■ EXERCISE PASSAGE

In a retrospective study of 65 pregnancies, 11 patients (16%) developed pancreatitis after ERCP. ERCP performed during the first trimester had relatively worse fetal outcomes. Mothers undergoing ERCP during the first trimester had only 73% of deliveries at term [20]. In a series of 20 patients, 1 neonatal death after delivery was reported for a patient who underwent 3 therapeutic ERCP [14]. A systematic review in 2011 showed that ERCP during pregnancy is relatively safe [13]. Among 296 pregnant patients, fetal outcomes were reported in 254 (86%) patients. There were prematurely born infants with a low birth weight in 11 cases, late spontaneous abortions in 3, infant death soon after birth in 2, and a voluntary abortion in 1; the perinatal mortality was about 1% [13]. The risks versus the benefits should be assessed for every patient [21]. For cases which are semiemergencies, it is generally deferred until postpartum.
ERCP can be performed by using a wire-guided cannulation technique without the need for fluoroscopy. Aspiration of bile is used to confirm selective cannulation of the CBD, followed by biliary sphincterotomy and balloon extraction of stones [22]. A standard sphincterotomy was done up to the roof of the ampulla so that a 10-Fr SpyScope catheter could be introduced over the guidewire, but this technique cannot differentiate between cannulation of the cystic and the common hepatic duct. It may be difficult to exclude residual stones or debris. Long, complicated procedures, with impacted, large, or multiple CBD stones, may be difficult to perform in pregnant patients. Biliary stents must be placed for decompression with the intent of repeating the procedure postpartum. With the advent of new generation cholangioscopes, these newer techniques to minimize or even eliminate the use of fluoroscopy should be used in future studies. In patients with cystic duct lithiasis, SpyGlass-guided LL was feasible as the cystic duct was dilated (but not tortuous), which allowed easy passage of the SpyGlass system and LL to be carried out.

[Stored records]
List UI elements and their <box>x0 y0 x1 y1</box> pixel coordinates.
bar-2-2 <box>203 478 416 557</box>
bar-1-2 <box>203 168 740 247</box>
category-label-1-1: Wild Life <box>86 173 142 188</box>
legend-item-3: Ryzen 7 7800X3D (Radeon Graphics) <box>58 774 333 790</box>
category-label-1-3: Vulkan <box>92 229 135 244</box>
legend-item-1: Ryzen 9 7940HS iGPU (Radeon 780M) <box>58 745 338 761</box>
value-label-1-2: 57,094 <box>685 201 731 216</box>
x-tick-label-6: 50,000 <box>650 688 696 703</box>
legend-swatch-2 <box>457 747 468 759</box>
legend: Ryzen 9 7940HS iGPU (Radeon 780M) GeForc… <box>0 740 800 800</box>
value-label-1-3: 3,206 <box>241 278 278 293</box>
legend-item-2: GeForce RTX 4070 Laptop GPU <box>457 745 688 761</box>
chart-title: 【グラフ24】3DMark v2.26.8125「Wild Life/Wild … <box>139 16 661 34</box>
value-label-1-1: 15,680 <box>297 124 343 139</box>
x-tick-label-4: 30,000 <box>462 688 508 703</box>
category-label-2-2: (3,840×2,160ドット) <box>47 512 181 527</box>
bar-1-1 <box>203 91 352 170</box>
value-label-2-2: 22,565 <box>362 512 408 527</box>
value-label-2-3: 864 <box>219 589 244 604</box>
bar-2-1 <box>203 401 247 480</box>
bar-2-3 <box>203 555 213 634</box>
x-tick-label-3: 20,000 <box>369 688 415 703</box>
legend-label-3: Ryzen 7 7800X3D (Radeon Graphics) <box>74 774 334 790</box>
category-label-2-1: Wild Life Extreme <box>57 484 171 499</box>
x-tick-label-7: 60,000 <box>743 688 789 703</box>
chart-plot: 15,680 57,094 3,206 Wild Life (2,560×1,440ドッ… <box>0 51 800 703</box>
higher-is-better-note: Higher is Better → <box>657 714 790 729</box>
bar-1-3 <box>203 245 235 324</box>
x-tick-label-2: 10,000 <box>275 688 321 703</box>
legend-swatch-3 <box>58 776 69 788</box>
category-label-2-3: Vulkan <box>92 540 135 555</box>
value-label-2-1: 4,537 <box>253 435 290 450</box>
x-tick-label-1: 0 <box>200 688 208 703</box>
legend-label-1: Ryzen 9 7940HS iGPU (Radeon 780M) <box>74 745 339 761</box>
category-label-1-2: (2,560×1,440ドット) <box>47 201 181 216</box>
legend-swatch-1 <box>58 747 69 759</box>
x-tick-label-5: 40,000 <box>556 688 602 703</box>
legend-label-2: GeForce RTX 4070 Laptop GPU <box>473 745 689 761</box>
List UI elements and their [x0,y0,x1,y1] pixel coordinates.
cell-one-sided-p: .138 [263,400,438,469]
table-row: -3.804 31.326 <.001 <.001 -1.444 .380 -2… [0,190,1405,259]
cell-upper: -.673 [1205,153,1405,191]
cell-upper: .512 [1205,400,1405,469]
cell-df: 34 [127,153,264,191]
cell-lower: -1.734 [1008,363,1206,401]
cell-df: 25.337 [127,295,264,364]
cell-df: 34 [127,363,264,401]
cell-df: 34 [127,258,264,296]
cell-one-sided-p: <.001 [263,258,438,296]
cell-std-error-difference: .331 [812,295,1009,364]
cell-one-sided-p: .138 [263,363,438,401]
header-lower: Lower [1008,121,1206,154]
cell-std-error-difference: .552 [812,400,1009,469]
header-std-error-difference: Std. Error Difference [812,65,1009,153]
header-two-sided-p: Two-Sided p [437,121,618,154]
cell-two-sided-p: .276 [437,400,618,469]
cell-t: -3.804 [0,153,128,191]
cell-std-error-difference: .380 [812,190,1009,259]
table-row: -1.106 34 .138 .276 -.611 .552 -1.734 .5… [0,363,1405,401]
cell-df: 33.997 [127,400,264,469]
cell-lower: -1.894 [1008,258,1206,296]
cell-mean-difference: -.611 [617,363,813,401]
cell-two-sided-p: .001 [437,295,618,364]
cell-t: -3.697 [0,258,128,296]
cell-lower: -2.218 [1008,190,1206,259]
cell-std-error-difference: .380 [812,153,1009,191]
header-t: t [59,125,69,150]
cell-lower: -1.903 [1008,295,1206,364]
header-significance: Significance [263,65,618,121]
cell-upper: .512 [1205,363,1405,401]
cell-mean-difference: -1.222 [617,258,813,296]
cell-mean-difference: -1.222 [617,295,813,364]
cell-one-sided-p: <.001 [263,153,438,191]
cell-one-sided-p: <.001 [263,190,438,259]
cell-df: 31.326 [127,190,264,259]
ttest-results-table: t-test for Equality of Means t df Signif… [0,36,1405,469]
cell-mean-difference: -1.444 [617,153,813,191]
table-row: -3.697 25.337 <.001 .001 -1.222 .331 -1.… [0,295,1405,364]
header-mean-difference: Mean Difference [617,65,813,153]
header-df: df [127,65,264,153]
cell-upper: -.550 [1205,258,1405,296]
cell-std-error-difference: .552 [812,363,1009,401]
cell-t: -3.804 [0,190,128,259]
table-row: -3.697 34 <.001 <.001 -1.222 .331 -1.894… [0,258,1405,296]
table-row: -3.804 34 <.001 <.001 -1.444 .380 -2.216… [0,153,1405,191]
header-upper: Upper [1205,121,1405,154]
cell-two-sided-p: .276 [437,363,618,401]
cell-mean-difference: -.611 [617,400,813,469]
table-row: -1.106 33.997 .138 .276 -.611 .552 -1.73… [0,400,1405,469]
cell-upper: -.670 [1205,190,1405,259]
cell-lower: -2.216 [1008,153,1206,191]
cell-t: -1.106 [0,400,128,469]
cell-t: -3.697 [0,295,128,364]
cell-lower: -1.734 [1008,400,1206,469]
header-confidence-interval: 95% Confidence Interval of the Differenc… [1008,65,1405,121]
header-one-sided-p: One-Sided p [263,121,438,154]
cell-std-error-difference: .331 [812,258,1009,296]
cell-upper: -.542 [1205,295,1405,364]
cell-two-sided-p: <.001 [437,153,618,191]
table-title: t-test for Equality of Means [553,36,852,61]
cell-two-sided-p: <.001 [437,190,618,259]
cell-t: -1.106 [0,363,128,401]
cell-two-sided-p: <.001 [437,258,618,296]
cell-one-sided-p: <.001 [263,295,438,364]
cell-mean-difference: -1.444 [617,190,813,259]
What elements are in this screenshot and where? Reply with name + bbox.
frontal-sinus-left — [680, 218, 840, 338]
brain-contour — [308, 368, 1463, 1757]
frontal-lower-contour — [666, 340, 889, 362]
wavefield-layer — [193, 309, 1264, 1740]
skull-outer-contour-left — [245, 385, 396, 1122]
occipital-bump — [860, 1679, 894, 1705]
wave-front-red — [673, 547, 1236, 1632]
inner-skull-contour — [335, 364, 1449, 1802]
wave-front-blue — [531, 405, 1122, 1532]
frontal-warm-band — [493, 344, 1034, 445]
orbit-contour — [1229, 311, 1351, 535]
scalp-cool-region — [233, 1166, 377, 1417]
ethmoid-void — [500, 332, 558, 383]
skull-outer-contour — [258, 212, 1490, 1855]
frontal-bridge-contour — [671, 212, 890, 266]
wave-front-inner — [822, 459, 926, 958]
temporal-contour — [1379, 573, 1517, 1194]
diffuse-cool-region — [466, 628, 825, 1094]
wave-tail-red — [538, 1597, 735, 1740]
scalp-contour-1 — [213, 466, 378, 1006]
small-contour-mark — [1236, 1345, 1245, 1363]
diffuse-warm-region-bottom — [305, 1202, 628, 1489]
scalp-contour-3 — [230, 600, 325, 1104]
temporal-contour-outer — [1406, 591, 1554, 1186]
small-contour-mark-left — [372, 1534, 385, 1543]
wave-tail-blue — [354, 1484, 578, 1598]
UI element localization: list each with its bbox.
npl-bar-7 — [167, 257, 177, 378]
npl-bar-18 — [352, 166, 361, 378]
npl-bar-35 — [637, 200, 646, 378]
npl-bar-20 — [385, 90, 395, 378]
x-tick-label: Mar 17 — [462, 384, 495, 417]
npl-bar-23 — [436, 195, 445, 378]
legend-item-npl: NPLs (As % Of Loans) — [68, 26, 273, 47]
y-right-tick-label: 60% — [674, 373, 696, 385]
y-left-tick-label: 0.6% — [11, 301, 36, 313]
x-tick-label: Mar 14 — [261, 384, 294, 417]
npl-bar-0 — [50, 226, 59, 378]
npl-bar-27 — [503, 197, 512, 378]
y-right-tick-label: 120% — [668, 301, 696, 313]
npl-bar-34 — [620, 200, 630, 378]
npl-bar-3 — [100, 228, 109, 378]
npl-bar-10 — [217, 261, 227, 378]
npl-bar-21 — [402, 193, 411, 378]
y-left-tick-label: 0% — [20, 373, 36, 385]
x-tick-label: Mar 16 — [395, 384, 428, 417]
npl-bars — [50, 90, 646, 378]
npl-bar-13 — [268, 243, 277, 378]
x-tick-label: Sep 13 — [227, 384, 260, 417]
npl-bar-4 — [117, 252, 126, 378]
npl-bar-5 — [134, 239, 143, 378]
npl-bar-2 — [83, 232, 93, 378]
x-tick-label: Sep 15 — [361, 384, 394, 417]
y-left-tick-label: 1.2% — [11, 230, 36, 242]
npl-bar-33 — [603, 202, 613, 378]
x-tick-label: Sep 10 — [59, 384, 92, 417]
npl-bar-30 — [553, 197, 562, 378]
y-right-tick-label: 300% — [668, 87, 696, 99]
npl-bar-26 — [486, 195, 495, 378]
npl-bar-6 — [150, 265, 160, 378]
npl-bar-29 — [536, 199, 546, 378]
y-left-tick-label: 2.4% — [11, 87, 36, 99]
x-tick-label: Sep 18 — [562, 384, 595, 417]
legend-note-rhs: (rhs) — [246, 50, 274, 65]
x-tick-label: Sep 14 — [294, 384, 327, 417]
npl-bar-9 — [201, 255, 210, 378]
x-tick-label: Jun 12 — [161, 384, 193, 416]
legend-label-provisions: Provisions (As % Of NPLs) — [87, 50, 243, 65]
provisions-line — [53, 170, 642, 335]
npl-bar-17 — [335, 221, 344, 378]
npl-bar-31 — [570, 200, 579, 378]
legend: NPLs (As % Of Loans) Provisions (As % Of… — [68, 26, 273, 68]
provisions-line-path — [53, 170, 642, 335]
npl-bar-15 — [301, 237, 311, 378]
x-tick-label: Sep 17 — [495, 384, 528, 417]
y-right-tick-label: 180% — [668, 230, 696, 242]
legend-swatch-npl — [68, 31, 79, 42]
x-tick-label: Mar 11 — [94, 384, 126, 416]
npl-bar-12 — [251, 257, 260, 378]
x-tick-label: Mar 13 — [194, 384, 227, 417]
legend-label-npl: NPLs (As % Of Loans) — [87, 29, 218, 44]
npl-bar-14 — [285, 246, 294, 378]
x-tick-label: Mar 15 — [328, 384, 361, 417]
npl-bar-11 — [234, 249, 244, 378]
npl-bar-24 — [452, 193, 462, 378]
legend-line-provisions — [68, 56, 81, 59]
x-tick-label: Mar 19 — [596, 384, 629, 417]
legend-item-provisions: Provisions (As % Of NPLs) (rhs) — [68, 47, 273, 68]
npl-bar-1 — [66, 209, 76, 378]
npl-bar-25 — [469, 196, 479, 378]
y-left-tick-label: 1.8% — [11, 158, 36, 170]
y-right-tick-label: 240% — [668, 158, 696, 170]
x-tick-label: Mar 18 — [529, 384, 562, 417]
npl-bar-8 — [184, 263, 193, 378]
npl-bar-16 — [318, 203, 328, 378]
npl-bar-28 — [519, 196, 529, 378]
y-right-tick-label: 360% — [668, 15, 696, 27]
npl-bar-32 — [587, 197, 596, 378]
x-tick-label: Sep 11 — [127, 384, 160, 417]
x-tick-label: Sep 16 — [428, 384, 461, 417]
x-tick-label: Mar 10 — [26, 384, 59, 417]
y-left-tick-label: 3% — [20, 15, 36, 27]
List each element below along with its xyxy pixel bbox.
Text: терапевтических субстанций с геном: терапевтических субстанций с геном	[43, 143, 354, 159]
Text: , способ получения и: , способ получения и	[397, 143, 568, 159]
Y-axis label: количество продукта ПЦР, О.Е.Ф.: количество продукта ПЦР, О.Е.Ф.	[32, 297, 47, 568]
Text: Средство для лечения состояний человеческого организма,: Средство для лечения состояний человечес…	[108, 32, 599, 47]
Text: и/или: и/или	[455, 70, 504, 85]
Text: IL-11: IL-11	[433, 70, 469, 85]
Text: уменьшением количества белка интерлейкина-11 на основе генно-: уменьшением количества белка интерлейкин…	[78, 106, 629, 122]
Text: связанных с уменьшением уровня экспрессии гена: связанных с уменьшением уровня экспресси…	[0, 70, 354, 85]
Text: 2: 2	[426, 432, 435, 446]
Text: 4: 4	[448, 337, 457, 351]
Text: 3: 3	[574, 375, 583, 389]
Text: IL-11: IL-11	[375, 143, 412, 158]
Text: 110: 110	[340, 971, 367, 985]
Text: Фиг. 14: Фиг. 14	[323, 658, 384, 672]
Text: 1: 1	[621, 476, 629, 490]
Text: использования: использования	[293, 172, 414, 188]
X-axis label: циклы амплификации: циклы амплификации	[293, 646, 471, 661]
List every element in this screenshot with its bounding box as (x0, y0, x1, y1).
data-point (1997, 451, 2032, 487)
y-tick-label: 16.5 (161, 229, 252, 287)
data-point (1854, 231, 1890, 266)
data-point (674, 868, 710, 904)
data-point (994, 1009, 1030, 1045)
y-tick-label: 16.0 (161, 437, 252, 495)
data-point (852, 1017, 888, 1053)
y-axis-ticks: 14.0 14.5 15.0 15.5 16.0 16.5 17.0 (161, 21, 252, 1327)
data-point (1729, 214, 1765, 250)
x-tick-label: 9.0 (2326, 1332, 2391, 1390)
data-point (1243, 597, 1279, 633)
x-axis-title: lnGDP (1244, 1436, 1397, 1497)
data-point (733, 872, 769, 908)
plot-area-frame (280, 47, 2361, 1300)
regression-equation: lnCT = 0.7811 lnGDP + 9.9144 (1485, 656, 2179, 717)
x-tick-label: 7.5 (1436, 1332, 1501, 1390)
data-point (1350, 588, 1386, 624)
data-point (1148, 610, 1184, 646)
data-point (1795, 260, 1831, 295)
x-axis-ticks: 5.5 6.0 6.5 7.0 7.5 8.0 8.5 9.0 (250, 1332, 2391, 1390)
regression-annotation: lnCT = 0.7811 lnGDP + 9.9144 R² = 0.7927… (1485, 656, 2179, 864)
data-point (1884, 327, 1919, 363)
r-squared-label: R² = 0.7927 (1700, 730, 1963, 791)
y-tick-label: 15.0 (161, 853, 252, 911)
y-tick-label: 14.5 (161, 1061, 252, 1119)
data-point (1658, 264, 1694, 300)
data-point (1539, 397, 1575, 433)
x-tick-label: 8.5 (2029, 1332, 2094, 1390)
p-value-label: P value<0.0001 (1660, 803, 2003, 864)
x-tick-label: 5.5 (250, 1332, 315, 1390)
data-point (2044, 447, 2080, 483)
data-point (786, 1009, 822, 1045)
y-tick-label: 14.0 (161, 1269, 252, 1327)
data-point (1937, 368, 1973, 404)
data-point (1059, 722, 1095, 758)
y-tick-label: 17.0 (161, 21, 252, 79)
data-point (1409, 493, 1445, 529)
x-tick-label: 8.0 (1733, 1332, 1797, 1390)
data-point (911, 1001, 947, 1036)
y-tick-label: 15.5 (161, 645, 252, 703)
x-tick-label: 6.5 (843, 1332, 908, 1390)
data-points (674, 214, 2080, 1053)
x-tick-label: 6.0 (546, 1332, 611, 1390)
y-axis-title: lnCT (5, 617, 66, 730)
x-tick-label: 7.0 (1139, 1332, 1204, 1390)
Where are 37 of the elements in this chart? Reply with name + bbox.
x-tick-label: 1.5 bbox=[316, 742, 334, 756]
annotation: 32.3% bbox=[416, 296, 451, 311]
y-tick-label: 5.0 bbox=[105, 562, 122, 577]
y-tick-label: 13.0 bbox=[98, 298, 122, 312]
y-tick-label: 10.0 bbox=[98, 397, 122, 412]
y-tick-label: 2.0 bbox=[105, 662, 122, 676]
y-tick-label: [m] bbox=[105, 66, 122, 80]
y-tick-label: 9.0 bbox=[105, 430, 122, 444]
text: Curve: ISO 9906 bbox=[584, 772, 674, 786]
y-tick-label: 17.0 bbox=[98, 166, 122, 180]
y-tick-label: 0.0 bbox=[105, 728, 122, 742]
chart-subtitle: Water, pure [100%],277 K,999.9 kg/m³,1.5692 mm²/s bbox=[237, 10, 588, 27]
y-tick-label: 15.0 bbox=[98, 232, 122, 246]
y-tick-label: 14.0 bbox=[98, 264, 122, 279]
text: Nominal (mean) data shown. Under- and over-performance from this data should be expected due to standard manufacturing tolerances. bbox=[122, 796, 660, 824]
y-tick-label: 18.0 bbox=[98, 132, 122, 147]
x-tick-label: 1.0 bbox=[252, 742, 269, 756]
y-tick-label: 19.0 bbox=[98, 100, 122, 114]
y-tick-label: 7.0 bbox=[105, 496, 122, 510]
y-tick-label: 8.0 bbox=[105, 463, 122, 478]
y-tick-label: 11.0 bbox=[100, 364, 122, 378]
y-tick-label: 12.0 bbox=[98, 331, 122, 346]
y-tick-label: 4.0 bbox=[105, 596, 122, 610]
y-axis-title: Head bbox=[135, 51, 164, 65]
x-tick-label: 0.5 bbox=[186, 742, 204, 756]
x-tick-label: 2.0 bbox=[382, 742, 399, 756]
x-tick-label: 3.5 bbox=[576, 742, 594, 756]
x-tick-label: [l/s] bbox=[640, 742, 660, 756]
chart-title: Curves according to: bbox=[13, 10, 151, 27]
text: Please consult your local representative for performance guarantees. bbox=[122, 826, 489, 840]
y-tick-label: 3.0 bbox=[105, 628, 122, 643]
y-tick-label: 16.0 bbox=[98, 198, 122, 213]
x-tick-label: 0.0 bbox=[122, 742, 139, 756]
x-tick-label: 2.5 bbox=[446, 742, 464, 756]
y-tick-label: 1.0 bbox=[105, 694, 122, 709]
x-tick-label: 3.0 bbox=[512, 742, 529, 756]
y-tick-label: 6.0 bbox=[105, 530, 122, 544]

■ TASK LIST
a: In the passage on ERCP during pregnancy, what percentage of deliveries were at term among mothers who had ERCP in the first trimester?
b: For the passage on ERCP during pregnancy, please mark each statement yes or no, and back each answer with the deciding words quoted from the passage. (i) A 2011 systematic review found ERCP during pregnancy to be relatively safe. (ii) The wire-guided cannulation technique can distinguish cannulation of the cystic duct from that of the common hepatic duct. (iii) Semiemergency cases are generally deferred until after delivery.
c: Resume the passage on ERCP during pregnancy, picking up right after its final sentence.

■ ANSWERS FOR EACH ITEM
a: 73%

b:
(i) Yes: "A systematic review in 2011 showed that ERCP during pregnancy is relatively safe"
(ii) No: "this technique cannot differentiate between cannulation of the cystic and the common hepatic duct"
(iii) Yes: "For cases which are semiemergencies, it is generally deferred until postpartum."

c:
The present study does have some inherent limitations. First, the results are from a single center, and it has a small sample size and a retrospective design. The results may not be generalizable outside of this environment. An element of selection bias may be present. The patient details were available only up to 2 months post-delivery. Nevertheless, this study has laid a foundation for future studies and can act as a reference.
To summarize, the use of the SpyGlass DS II system during ERCP appears to be safe and effective for the treatment of choledocholithiasis among pregnant woman with birth at full-term. SpyGlass does seem to be a good prospect for future research. There remains a need for the study results to be reproduced in prospective trials.